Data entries
════════
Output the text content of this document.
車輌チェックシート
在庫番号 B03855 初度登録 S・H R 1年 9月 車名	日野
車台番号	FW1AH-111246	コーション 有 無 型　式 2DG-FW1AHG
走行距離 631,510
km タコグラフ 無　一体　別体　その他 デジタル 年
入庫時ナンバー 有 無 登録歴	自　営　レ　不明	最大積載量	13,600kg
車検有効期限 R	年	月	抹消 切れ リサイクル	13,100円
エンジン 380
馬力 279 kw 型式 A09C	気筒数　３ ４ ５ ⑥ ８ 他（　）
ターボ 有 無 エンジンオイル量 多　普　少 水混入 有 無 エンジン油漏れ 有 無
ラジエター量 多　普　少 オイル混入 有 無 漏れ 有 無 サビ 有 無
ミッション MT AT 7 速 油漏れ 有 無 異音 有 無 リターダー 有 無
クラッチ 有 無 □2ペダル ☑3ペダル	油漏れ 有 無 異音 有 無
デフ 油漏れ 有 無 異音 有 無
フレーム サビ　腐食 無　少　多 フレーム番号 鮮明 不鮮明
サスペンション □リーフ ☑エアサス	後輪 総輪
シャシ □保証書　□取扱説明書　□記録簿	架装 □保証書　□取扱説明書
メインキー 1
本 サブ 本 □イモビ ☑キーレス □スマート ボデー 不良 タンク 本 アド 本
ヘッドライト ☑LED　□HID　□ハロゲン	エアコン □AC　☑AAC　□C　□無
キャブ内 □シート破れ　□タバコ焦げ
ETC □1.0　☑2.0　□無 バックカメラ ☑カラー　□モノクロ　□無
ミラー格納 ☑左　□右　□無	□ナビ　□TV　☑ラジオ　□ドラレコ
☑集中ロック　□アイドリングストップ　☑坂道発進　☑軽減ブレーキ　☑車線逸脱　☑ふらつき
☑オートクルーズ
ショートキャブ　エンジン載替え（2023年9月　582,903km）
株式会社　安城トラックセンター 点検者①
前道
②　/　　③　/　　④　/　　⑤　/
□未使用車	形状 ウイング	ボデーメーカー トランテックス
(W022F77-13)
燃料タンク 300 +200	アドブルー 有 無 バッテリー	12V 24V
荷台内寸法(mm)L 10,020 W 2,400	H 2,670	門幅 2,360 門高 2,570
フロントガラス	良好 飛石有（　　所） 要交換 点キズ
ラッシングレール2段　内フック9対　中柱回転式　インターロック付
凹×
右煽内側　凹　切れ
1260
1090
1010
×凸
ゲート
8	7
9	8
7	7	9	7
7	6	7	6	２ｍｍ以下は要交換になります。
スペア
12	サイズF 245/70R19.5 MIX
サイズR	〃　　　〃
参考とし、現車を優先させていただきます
════════
### Set task
Copy every record exactly, with nothing added or dropped.

### Output of the exercise
Output the text content of this document.
車輌チェックシート
在庫番号 B03855 初度登録 S・H R 1年 9月 車名	日野
車台番号	FW1AH-111246	コーション 有 無 型　式 2DG-FW1AHG
走行距離 631,510
km タコグラフ 無　一体　別体　その他 デジタル 年
入庫時ナンバー 有 無 登録歴	自　営　レ　不明	最大積載量	13,600kg
車検有効期限 R	年	月	抹消 切れ リサイクル	13,100円
エンジン 380
馬力 279 kw 型式 A09C	気筒数　３ ４ ５ ⑥ ８ 他（　）
ターボ 有 無 エンジンオイル量 多　普　少 水混入 有 無 エンジン油漏れ 有 無
ラジエター量 多　普　少 オイル混入 有 無 漏れ 有 無 サビ 有 無
ミッション MT AT 7 速 油漏れ 有 無 異音 有 無 リターダー 有 無
クラッチ 有 無 □2ペダル ☑3ペダル	油漏れ 有 無 異音 有 無
デフ 油漏れ 有 無 異音 有 無
フレーム サビ　腐食 無　少　多 フレーム番号 鮮明 不鮮明
サスペンション □リーフ ☑エアサス	後輪 総輪
シャシ □保証書　□取扱説明書　□記録簿	架装 □保証書　□取扱説明書
メインキー 1
本 サブ 本 □イモビ ☑キーレス □スマート ボデー 不良 タンク 本 アド 本
ヘッドライト ☑LED　□HID　□ハロゲン	エアコン □AC　☑AAC　□C　□無
キャブ内 □シート破れ　□タバコ焦げ
ETC □1.0　☑2.0　□無 バックカメラ ☑カラー　□モノクロ　□無
ミラー格納 ☑左　□右　□無	□ナビ　□TV　☑ラジオ　□ドラレコ
☑集中ロック　□アイドリングストップ　☑坂道発進　☑軽減ブレーキ　☑車線逸脱　☑ふらつき
☑オートクルーズ
ショートキャブ　エンジン載替え（2023年9月　582,903km）
株式会社　安城トラックセンター 点検者①
前道
②　/　　③　/　　④　/　　⑤　/
□未使用車	形状 ウイング	ボデーメーカー トランテックス
(W022F77-13)
燃料タンク 300 +200	アドブルー 有 無 バッテリー	12V 24V
荷台内寸法(mm)L 10,020 W 2,400	H 2,670	門幅 2,360 門高 2,570
フロントガラス	良好 飛石有（　　所） 要交換 点キズ
ラッシングレール2段　内フック9対　中柱回転式　インターロック付
凹×
右煽内側　凹　切れ
1260
1090
1010
×凸
ゲート
8	7
9	8
7	7	9	7
7	6	7	6	２ｍｍ以下は要交換になります。
スペア
12	サイズF 245/70R19.5 MIX
サイズR	〃　　　〃
参考とし、現車を優先させていただきます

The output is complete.